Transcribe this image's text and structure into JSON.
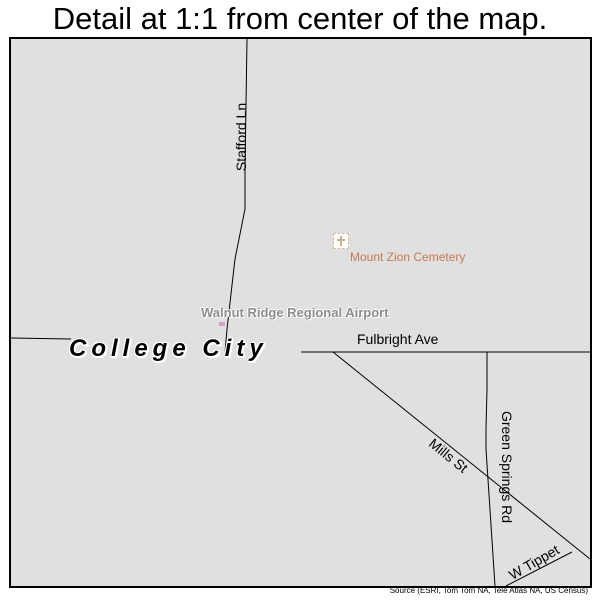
{
  "title": "Detail at 1:1 from center of the map.",
  "map": {
    "background_color": "#e0e0e0",
    "city_label": "College City",
    "streets": [
      {
        "name": "Stafford Ln",
        "orientation": "vertical"
      },
      {
        "name": "Fulbright Ave",
        "orientation": "horizontal"
      },
      {
        "name": "Mills St",
        "orientation": "diagonal"
      },
      {
        "name": "Green Springs Rd",
        "orientation": "vertical"
      },
      {
        "name": "W Tippet",
        "orientation": "diagonal"
      }
    ],
    "pois": {
      "airport": {
        "label": "Walnut Ridge Regional Airport",
        "icon": "airport-icon",
        "color": "#d79ccf"
      },
      "cemetery": {
        "label": "Mount Zion Cemetery",
        "icon": "cross-icon",
        "color": "#c87850"
      }
    }
  },
  "source": "Source (ESRI, Tom Tom NA, Tele Atlas NA, US Census)"
}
- - -
• **DIRECTIVE**: The records above need to be given again exactly. Omit the pictures.

• **TASK SOLUTION**:
Transcribe this image's text and structure into JSON.
{
  "title": "Detail at 1:1 from center of the map.",
  "map": {
    "background_color": "#e0e0e0",
    "city_label": "College City",
    "streets": [
      {
        "name": "Stafford Ln",
        "orientation": "vertical"
      },
      {
        "name": "Fulbright Ave",
        "orientation": "horizontal"
      },
      {
        "name": "Mills St",
        "orientation": "diagonal"
      },
      {
        "name": "Green Springs Rd",
        "orientation": "vertical"
      },
      {
        "name": "W Tippet",
        "orientation": "diagonal"
      }
    ],
    "pois": {
      "airport": {
        "label": "Walnut Ridge Regional Airport",
        "icon": "airport-icon",
        "color": "#d79ccf"
      },
      "cemetery": {
        "label": "Mount Zion Cemetery",
        "icon": "cross-icon",
        "color": "#c87850"
      }
    }
  },
  "source": "Source (ESRI, Tom Tom NA, Tele Atlas NA, US Census)"
}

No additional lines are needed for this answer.